Task goal:
Set down every record once more, exactly as given.

--*--

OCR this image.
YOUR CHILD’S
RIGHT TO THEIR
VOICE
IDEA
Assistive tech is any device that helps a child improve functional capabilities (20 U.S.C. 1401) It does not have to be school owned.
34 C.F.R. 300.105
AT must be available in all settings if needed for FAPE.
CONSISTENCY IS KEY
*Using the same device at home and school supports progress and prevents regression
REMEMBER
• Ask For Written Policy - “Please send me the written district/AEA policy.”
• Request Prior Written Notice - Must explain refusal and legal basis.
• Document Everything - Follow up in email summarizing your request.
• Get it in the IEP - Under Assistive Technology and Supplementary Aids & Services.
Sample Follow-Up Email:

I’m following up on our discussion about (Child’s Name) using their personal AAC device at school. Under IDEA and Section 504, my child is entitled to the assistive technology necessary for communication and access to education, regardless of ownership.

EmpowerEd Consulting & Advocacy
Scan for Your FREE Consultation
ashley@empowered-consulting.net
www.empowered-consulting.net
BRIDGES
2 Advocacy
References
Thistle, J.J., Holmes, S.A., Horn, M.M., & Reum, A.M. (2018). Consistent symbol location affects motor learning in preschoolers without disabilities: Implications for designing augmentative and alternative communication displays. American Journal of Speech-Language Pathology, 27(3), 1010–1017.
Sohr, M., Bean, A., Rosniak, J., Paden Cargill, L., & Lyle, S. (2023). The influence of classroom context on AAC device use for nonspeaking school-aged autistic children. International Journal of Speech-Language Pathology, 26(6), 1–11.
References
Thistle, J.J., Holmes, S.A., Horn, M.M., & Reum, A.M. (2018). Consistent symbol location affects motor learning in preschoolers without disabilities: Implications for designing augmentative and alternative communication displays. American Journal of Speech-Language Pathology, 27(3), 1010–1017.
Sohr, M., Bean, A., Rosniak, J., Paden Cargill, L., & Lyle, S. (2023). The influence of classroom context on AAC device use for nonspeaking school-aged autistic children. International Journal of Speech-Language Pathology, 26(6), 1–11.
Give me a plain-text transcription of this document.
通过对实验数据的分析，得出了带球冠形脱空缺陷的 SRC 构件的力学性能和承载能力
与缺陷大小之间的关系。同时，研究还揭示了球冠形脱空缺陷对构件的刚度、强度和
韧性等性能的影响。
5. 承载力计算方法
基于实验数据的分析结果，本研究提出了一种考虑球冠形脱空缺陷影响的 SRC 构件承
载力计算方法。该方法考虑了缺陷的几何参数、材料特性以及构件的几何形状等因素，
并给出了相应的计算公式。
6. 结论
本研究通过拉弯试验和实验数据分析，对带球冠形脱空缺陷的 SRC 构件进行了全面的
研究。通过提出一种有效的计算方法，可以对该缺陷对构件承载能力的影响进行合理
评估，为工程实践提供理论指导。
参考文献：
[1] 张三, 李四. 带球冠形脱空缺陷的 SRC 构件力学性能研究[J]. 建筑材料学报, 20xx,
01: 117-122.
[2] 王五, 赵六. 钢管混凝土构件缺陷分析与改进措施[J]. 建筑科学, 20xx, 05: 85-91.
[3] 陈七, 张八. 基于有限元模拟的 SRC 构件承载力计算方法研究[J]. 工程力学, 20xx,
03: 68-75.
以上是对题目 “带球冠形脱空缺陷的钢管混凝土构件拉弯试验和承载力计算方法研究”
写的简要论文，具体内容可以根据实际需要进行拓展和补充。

--*--

Worked solution:
OCR this image.
YOUR CHILD’S
RIGHT TO THEIR
VOICE
IDEA
Assistive tech is any device that helps a child improve functional capabilities (20 U.S.C. 1401) It does not have to be school owned.
34 C.F.R. 300.105
AT must be available in all settings if needed for FAPE.
CONSISTENCY IS KEY
*Using the same device at home and school supports progress and prevents regression
REMEMBER
• Ask For Written Policy - “Please send me the written district/AEA policy.”
• Request Prior Written Notice - Must explain refusal and legal basis.
• Document Everything - Follow up in email summarizing your request.
• Get it in the IEP - Under Assistive Technology and Supplementary Aids & Services.
Sample Follow-Up Email:

I’m following up on our discussion about (Child’s Name) using their personal AAC device at school. Under IDEA and Section 504, my child is entitled to the assistive technology necessary for communication and access to education, regardless of ownership.

EmpowerEd Consulting & Advocacy
Scan for Your FREE Consultation
ashley@empowered-consulting.net
www.empowered-consulting.net
BRIDGES
2 Advocacy
References
Thistle, J.J., Holmes, S.A., Horn, M.M., & Reum, A.M. (2018). Consistent symbol location affects motor learning in preschoolers without disabilities: Implications for designing augmentative and alternative communication displays. American Journal of Speech-Language Pathology, 27(3), 1010–1017.
Sohr, M., Bean, A., Rosniak, J., Paden Cargill, L., & Lyle, S. (2023). The influence of classroom context on AAC device use for nonspeaking school-aged autistic children. International Journal of Speech-Language Pathology, 26(6), 1–11.
References
Thistle, J.J., Holmes, S.A., Horn, M.M., & Reum, A.M. (2018). Consistent symbol location affects motor learning in preschoolers without disabilities: Implications for designing augmentative and alternative communication displays. American Journal of Speech-Language Pathology, 27(3), 1010–1017.
Sohr, M., Bean, A., Rosniak, J., Paden Cargill, L., & Lyle, S. (2023). The influence of classroom context on AAC device use for nonspeaking school-aged autistic children. International Journal of Speech-Language Pathology, 26(6), 1–11.
Give me a plain-text transcription of this document.
通过对实验数据的分析，得出了带球冠形脱空缺陷的 SRC 构件的力学性能和承载能力
与缺陷大小之间的关系。同时，研究还揭示了球冠形脱空缺陷对构件的刚度、强度和
韧性等性能的影响。
5. 承载力计算方法
基于实验数据的分析结果，本研究提出了一种考虑球冠形脱空缺陷影响的 SRC 构件承
载力计算方法。该方法考虑了缺陷的几何参数、材料特性以及构件的几何形状等因素，
并给出了相应的计算公式。
6. 结论
本研究通过拉弯试验和实验数据分析，对带球冠形脱空缺陷的 SRC 构件进行了全面的
研究。通过提出一种有效的计算方法，可以对该缺陷对构件承载能力的影响进行合理
评估，为工程实践提供理论指导。
参考文献：
[1] 张三, 李四. 带球冠形脱空缺陷的 SRC 构件力学性能研究[J]. 建筑材料学报, 20xx,
01: 117-122.
[2] 王五, 赵六. 钢管混凝土构件缺陷分析与改进措施[J]. 建筑科学, 20xx, 05: 85-91.
[3] 陈七, 张八. 基于有限元模拟的 SRC 构件承载力计算方法研究[J]. 工程力学, 20xx,
03: 68-75.
以上是对题目 “带球冠形脱空缺陷的钢管混凝土构件拉弯试验和承载力计算方法研究”
写的简要论文，具体内容可以根据实际需要进行拓展和补充。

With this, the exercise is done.